BEGIN Records

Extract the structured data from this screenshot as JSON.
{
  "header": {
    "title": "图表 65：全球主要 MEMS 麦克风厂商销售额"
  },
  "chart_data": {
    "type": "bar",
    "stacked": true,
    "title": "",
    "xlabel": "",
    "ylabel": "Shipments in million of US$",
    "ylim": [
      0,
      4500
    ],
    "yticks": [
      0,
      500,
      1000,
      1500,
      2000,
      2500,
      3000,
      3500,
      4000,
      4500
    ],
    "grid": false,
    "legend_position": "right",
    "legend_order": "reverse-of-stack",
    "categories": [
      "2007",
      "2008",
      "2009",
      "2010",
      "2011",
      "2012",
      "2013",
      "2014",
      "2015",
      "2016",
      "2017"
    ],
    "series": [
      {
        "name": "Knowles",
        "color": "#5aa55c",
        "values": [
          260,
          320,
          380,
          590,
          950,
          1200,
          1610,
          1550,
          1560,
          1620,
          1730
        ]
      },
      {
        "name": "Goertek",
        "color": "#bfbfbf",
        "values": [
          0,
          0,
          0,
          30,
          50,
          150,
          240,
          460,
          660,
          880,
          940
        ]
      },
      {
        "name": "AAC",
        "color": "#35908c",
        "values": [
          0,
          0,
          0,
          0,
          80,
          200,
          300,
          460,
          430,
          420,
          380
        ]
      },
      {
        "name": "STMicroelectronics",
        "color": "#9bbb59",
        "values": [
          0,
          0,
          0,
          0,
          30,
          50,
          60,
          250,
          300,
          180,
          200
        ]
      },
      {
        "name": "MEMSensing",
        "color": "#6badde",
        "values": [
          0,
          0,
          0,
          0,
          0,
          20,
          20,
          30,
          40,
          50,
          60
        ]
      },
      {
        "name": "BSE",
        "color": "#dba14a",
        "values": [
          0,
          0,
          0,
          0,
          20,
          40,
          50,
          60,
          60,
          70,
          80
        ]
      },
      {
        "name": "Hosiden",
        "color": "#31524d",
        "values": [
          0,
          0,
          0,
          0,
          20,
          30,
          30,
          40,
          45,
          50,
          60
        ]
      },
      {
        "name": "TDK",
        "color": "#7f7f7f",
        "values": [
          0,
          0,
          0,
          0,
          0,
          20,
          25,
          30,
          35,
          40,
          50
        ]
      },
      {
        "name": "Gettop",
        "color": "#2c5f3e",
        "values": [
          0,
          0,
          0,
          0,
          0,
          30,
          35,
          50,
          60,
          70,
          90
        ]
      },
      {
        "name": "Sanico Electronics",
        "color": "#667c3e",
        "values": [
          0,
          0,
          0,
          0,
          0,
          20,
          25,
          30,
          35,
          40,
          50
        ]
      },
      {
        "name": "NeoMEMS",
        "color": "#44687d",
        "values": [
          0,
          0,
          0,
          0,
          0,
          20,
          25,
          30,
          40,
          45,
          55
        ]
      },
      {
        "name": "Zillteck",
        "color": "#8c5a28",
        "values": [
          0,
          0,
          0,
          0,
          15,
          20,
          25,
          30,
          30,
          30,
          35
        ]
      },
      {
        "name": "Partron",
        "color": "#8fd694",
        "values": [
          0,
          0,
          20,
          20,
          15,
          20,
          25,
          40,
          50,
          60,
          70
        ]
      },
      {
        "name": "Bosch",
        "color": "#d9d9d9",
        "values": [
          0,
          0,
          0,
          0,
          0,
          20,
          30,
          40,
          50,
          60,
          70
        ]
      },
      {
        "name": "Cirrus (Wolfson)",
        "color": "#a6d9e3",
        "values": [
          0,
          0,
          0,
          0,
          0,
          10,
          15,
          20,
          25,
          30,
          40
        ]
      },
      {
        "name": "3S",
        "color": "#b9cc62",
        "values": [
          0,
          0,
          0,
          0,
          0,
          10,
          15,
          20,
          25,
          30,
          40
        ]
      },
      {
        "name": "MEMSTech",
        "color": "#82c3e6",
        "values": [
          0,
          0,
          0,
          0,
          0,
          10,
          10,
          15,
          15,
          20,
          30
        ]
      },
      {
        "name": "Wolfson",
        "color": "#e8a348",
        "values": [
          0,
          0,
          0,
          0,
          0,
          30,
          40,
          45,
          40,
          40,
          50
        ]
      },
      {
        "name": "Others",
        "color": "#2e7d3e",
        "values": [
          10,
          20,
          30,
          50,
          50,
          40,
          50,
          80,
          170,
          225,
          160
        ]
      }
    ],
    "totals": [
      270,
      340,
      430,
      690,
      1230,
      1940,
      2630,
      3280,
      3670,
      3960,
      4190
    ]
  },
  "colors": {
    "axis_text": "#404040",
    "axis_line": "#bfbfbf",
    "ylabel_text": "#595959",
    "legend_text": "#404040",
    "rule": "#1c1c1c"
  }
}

END Records

Goal:
Take the listing above and set it down exactly.

Written answer:
Extract the structured data from this screenshot as JSON.
{
  "header": {
    "title": "图表 65：全球主要 MEMS 麦克风厂商销售额"
  },
  "chart_data": {
    "type": "bar",
    "stacked": true,
    "title": "",
    "xlabel": "",
    "ylabel": "Shipments in million of US$",
    "ylim": [
      0,
      4500
    ],
    "yticks": [
      0,
      500,
      1000,
      1500,
      2000,
      2500,
      3000,
      3500,
      4000,
      4500
    ],
    "grid": false,
    "legend_position": "right",
    "legend_order": "reverse-of-stack",
    "categories": [
      "2007",
      "2008",
      "2009",
      "2010",
      "2011",
      "2012",
      "2013",
      "2014",
      "2015",
      "2016",
      "2017"
    ],
    "series": [
      {
        "name": "Knowles",
        "color": "#5aa55c",
        "values": [
          260,
          320,
          380,
          590,
          950,
          1200,
          1610,
          1550,
          1560,
          1620,
          1730
        ]
      },
      {
        "name": "Goertek",
        "color": "#bfbfbf",
        "values": [
          0,
          0,
          0,
          30,
          50,
          150,
          240,
          460,
          660,
          880,
          940
        ]
      },
      {
        "name": "AAC",
        "color": "#35908c",
        "values": [
          0,
          0,
          0,
          0,
          80,
          200,
          300,
          460,
          430,
          420,
          380
        ]
      },
      {
        "name": "STMicroelectronics",
        "color": "#9bbb59",
        "values": [
          0,
          0,
          0,
          0,
          30,
          50,
          60,
          250,
          300,
          180,
          200
        ]
      },
      {
        "name": "MEMSensing",
        "color": "#6badde",
        "values": [
          0,
          0,
          0,
          0,
          0,
          20,
          20,
          30,
          40,
          50,
          60
        ]
      },
      {
        "name": "BSE",
        "color": "#dba14a",
        "values": [
          0,
          0,
          0,
          0,
          20,
          40,
          50,
          60,
          60,
          70,
          80
        ]
      },
      {
        "name": "Hosiden",
        "color": "#31524d",
        "values": [
          0,
          0,
          0,
          0,
          20,
          30,
          30,
          40,
          45,
          50,
          60
        ]
      },
      {
        "name": "TDK",
        "color": "#7f7f7f",
        "values": [
          0,
          0,
          0,
          0,
          0,
          20,
          25,
          30,
          35,
          40,
          50
        ]
      },
      {
        "name": "Gettop",
        "color": "#2c5f3e",
        "values": [
          0,
          0,
          0,
          0,
          0,
          30,
          35,
          50,
          60,
          70,
          90
        ]
      },
      {
        "name": "Sanico Electronics",
        "color": "#667c3e",
        "values": [
          0,
          0,
          0,
          0,
          0,
          20,
          25,
          30,
          35,
          40,
          50
        ]
      },
      {
        "name": "NeoMEMS",
        "color": "#44687d",
        "values": [
          0,
          0,
          0,
          0,
          0,
          20,
          25,
          30,
          40,
          45,
          55
        ]
      },
      {
        "name": "Zillteck",
        "color": "#8c5a28",
        "values": [
          0,
          0,
          0,
          0,
          15,
          20,
          25,
          30,
          30,
          30,
          35
        ]
      },
      {
        "name": "Partron",
        "color": "#8fd694",
        "values": [
          0,
          0,
          20,
          20,
          15,
          20,
          25,
          40,
          50,
          60,
          70
        ]
      },
      {
        "name": "Bosch",
        "color": "#d9d9d9",
        "values": [
          0,
          0,
          0,
          0,
          0,
          20,
          30,
          40,
          50,
          60,
          70
        ]
      },
      {
        "name": "Cirrus (Wolfson)",
        "color": "#a6d9e3",
        "values": [
          0,
          0,
          0,
          0,
          0,
          10,
          15,
          20,
          25,
          30,
          40
        ]
      },
      {
        "name": "3S",
        "color": "#b9cc62",
        "values": [
          0,
          0,
          0,
          0,
          0,
          10,
          15,
          20,
          25,
          30,
          40
        ]
      },
      {
        "name": "MEMSTech",
        "color": "#82c3e6",
        "values": [
          0,
          0,
          0,
          0,
          0,
          10,
          10,
          15,
          15,
          20,
          30
        ]
      },
      {
        "name": "Wolfson",
        "color": "#e8a348",
        "values": [
          0,
          0,
          0,
          0,
          0,
          30,
          40,
          45,
          40,
          40,
          50
        ]
      },
      {
        "name": "Others",
        "color": "#2e7d3e",
        "values": [
          10,
          20,
          30,
          50,
          50,
          40,
          50,
          80,
          170,
          225,
          160
        ]
      }
    ],
    "totals": [
      270,
      340,
      430,
      690,
      1230,
      1940,
      2630,
      3280,
      3670,
      3960,
      4190
    ]
  },
  "colors": {
    "axis_text": "#404040",
    "axis_line": "#bfbfbf",
    "ylabel_text": "#595959",
    "legend_text": "#404040",
    "rule": "#1c1c1c"
  }
}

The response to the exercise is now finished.